REQUIRED TASK: Repeat all of the records verbatim.

+++ RECORDS SHOWN

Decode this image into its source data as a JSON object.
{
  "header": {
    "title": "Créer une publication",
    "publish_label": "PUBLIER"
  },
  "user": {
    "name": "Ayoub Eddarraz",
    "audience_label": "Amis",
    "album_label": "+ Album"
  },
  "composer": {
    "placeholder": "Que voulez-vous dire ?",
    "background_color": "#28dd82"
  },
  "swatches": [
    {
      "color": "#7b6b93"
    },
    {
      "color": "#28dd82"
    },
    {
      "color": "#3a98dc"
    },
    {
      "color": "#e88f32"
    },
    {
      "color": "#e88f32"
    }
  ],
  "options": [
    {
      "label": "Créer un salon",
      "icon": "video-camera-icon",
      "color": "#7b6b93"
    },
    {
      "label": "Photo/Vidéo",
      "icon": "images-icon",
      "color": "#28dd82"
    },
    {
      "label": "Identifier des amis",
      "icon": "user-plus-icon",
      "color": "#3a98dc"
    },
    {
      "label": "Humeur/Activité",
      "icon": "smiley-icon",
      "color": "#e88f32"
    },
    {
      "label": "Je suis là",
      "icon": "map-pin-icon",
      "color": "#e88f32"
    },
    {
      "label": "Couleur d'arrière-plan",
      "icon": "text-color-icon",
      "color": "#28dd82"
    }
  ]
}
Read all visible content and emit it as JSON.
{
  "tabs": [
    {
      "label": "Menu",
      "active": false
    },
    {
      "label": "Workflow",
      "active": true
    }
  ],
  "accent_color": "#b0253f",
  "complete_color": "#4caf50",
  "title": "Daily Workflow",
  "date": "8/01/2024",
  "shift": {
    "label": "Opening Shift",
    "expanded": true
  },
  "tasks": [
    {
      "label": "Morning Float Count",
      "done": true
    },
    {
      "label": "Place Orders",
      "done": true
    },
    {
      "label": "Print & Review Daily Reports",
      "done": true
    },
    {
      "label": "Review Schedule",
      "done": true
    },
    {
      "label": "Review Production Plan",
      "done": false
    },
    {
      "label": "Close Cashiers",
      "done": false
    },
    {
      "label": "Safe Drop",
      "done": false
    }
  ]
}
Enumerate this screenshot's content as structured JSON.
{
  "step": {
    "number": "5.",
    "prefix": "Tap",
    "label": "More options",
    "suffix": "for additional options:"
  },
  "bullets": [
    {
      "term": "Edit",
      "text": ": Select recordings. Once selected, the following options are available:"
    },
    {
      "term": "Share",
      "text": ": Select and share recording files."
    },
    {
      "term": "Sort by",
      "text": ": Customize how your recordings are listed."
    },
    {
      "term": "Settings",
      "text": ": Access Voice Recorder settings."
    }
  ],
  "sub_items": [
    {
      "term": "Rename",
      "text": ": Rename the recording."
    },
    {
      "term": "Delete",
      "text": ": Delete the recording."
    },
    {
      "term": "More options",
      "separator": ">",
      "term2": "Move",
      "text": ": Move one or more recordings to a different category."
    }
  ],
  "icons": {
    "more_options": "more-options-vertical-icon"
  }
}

++++++

COMPLETE ANSWER:
Decode this image into its source data as a JSON object.
{
  "header": {
    "title": "Créer une publication",
    "publish_label": "PUBLIER"
  },
  "user": {
    "name": "Ayoub Eddarraz",
    "audience_label": "Amis",
    "album_label": "+ Album"
  },
  "composer": {
    "placeholder": "Que voulez-vous dire ?",
    "background_color": "#28dd82"
  },
  "swatches": [
    {
      "color": "#7b6b93"
    },
    {
      "color": "#28dd82"
    },
    {
      "color": "#3a98dc"
    },
    {
      "color": "#e88f32"
    },
    {
      "color": "#e88f32"
    }
  ],
  "options": [
    {
      "label": "Créer un salon",
      "icon": "video-camera-icon",
      "color": "#7b6b93"
    },
    {
      "label": "Photo/Vidéo",
      "icon": "images-icon",
      "color": "#28dd82"
    },
    {
      "label": "Identifier des amis",
      "icon": "user-plus-icon",
      "color": "#3a98dc"
    },
    {
      "label": "Humeur/Activité",
      "icon": "smiley-icon",
      "color": "#e88f32"
    },
    {
      "label": "Je suis là",
      "icon": "map-pin-icon",
      "color": "#e88f32"
    },
    {
      "label": "Couleur d'arrière-plan",
      "icon": "text-color-icon",
      "color": "#28dd82"
    }
  ]
}
Read all visible content and emit it as JSON.
{
  "tabs": [
    {
      "label": "Menu",
      "active": false
    },
    {
      "label": "Workflow",
      "active": true
    }
  ],
  "accent_color": "#b0253f",
  "complete_color": "#4caf50",
  "title": "Daily Workflow",
  "date": "8/01/2024",
  "shift": {
    "label": "Opening Shift",
    "expanded": true
  },
  "tasks": [
    {
      "label": "Morning Float Count",
      "done": true
    },
    {
      "label": "Place Orders",
      "done": true
    },
    {
      "label": "Print & Review Daily Reports",
      "done": true
    },
    {
      "label": "Review Schedule",
      "done": true
    },
    {
      "label": "Review Production Plan",
      "done": false
    },
    {
      "label": "Close Cashiers",
      "done": false
    },
    {
      "label": "Safe Drop",
      "done": false
    }
  ]
}
Enumerate this screenshot's content as structured JSON.
{
  "step": {
    "number": "5.",
    "prefix": "Tap",
    "label": "More options",
    "suffix": "for additional options:"
  },
  "bullets": [
    {
      "term": "Edit",
      "text": ": Select recordings. Once selected, the following options are available:"
    },
    {
      "term": "Share",
      "text": ": Select and share recording files."
    },
    {
      "term": "Sort by",
      "text": ": Customize how your recordings are listed."
    },
    {
      "term": "Settings",
      "text": ": Access Voice Recorder settings."
    }
  ],
  "sub_items": [
    {
      "term": "Rename",
      "text": ": Rename the recording."
    },
    {
      "term": "Delete",
      "text": ": Delete the recording."
    },
    {
      "term": "More options",
      "separator": ">",
      "term2": "Move",
      "text": ": Move one or more recordings to a different category."
    }
  ],
  "icons": {
    "more_options": "more-options-vertical-icon"
  }
}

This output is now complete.